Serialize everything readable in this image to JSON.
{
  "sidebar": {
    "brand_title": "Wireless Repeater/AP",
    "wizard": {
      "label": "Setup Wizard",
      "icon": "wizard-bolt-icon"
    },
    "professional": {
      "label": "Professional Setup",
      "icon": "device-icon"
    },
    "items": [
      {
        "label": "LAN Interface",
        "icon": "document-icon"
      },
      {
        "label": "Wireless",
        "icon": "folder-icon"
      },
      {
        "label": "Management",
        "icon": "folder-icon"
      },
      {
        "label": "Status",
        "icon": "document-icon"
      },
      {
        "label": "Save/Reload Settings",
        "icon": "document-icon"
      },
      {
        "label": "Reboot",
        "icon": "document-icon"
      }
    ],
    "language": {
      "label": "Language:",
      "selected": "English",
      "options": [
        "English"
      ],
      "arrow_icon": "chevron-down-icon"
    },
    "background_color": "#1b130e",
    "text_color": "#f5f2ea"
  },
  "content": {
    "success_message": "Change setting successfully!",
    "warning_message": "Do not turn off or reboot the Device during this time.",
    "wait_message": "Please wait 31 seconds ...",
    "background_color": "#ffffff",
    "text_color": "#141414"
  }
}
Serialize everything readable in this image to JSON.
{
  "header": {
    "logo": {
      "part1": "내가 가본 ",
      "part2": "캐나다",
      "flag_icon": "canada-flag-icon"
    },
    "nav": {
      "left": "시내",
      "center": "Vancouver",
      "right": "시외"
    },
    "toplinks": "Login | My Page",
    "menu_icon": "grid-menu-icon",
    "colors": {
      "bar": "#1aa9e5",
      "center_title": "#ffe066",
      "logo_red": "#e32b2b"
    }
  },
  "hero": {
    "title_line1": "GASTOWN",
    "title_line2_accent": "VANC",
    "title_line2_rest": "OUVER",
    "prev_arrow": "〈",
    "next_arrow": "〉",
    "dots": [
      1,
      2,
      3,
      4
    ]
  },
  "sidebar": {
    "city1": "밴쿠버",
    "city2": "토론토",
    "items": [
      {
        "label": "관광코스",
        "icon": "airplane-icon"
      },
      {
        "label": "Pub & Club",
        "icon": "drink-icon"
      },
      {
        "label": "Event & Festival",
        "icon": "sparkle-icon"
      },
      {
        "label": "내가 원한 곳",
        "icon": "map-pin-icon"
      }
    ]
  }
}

→ **TASK STATEMENT**:
Extract the whole listing, character for character.

→ **THE REPLY**:
Serialize everything readable in this image to JSON.
{
  "sidebar": {
    "brand_title": "Wireless Repeater/AP",
    "wizard": {
      "label": "Setup Wizard",
      "icon": "wizard-bolt-icon"
    },
    "professional": {
      "label": "Professional Setup",
      "icon": "device-icon"
    },
    "items": [
      {
        "label": "LAN Interface",
        "icon": "document-icon"
      },
      {
        "label": "Wireless",
        "icon": "folder-icon"
      },
      {
        "label": "Management",
        "icon": "folder-icon"
      },
      {
        "label": "Status",
        "icon": "document-icon"
      },
      {
        "label": "Save/Reload Settings",
        "icon": "document-icon"
      },
      {
        "label": "Reboot",
        "icon": "document-icon"
      }
    ],
    "language": {
      "label": "Language:",
      "selected": "English",
      "options": [
        "English"
      ],
      "arrow_icon": "chevron-down-icon"
    },
    "background_color": "#1b130e",
    "text_color": "#f5f2ea"
  },
  "content": {
    "success_message": "Change setting successfully!",
    "warning_message": "Do not turn off or reboot the Device during this time.",
    "wait_message": "Please wait 31 seconds ...",
    "background_color": "#ffffff",
    "text_color": "#141414"
  }
}
Serialize everything readable in this image to JSON.
{
  "header": {
    "logo": {
      "part1": "내가 가본 ",
      "part2": "캐나다",
      "flag_icon": "canada-flag-icon"
    },
    "nav": {
      "left": "시내",
      "center": "Vancouver",
      "right": "시외"
    },
    "toplinks": "Login | My Page",
    "menu_icon": "grid-menu-icon",
    "colors": {
      "bar": "#1aa9e5",
      "center_title": "#ffe066",
      "logo_red": "#e32b2b"
    }
  },
  "hero": {
    "title_line1": "GASTOWN",
    "title_line2_accent": "VANC",
    "title_line2_rest": "OUVER",
    "prev_arrow": "〈",
    "next_arrow": "〉",
    "dots": [
      1,
      2,
      3,
      4
    ]
  },
  "sidebar": {
    "city1": "밴쿠버",
    "city2": "토론토",
    "items": [
      {
        "label": "관광코스",
        "icon": "airplane-icon"
      },
      {
        "label": "Pub & Club",
        "icon": "drink-icon"
      },
      {
        "label": "Event & Festival",
        "icon": "sparkle-icon"
      },
      {
        "label": "내가 원한 곳",
        "icon": "map-pin-icon"
      }
    ]
  }
}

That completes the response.